After more than 30 years of editing Fra Noi, I thought I knew a thing or two about the challenges our ancestors faced in America at the turn of the 20th century.
I’ve learned from countless articles about the crowded tenements and abject poverty, the dangerous jobs at scant pay, and I can enumerate the Sicilian-born laborers lynched by a New Orleans mob in 1891.
But to know is one thing and to understand quite another. My eyes were truly opened to the gross indecencies our forebears endured when I attended a preview screening of “Cabrini” on Oct. 24 at the Des Plaines Theatre.
Set for theatrical release on March 8, the biopic follows St. Frances Xavier Cabrini as she launches her missionary campaign among the desperately downtrodden Italians of New York City.
The movie’s messages of perseverance and hope will no doubt inspire audiences of every background on every continent. But I dare say that “Cabrini” will strike many Italian Americans with the force of a midnight thunderclap that wakes you out of a dead sleep. I know it did for me.
The film begins academically enough, with words in muted brown letters appearing on jet-black backgrounds.

• [Material]:
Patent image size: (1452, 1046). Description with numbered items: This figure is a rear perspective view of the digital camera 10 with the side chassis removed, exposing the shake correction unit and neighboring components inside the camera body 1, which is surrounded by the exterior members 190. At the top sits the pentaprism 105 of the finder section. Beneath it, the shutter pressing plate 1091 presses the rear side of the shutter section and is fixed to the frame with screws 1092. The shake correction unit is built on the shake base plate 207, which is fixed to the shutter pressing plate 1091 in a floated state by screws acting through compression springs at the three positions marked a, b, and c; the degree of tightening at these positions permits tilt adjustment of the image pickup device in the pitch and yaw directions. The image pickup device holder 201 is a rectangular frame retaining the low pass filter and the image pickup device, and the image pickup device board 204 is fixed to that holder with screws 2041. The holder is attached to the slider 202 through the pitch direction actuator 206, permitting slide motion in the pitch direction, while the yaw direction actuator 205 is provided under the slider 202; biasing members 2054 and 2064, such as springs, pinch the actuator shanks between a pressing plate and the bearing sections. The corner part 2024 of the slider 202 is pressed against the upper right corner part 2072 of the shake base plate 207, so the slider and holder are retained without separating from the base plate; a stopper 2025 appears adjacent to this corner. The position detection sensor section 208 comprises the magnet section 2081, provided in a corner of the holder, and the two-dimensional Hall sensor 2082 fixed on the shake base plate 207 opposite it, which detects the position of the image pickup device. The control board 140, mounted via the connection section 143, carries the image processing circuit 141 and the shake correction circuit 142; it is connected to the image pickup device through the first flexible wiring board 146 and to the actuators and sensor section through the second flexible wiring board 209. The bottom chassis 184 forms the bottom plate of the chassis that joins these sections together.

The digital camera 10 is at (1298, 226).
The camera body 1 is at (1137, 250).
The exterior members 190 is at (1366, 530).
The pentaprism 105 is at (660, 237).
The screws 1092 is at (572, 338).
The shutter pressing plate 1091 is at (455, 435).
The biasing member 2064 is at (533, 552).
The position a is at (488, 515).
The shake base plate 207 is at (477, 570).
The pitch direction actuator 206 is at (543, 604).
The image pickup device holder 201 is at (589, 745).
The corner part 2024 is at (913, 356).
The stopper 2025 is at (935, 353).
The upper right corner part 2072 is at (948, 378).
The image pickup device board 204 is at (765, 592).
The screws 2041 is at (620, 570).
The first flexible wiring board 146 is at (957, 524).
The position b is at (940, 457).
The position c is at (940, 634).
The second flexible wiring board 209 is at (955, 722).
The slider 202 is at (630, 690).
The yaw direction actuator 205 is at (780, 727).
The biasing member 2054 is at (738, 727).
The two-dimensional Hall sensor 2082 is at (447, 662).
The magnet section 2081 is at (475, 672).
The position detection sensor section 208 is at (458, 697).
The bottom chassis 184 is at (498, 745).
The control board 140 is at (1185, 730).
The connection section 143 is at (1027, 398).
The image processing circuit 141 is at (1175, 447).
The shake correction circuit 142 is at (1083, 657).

• [Task to carry out]: Copy out the passage about the film "Cabrini" word for word, from beginning to end. The rows aren't needed for this.

• [Answer to this exercise]:
After more than 30 years of editing Fra Noi, I thought I knew a thing or two about the challenges our ancestors faced in America at the turn of the 20th century.
I’ve learned from countless articles about the crowded tenements and abject poverty, the dangerous jobs at scant pay, and I can enumerate the Sicilian-born laborers lynched by a New Orleans mob in 1891.
But to know is one thing and to understand quite another. My eyes were truly opened to the gross indecencies our forebears endured when I attended a preview screening of “Cabrini” on Oct. 24 at the Des Plaines Theatre.
Set for theatrical release on March 8, the biopic follows St. Frances Xavier Cabrini as she launches her missionary campaign among the desperately downtrodden Italians of New York City.
The movie’s messages of perseverance and hope will no doubt inspire audiences of every background on every continent. But I dare say that “Cabrini” will strike many Italian Americans with the force of a midnight thunderclap that wakes you out of a dead sleep. I know it did for me.
The film begins academically enough, with words in muted brown letters appearing on jet-black backgrounds.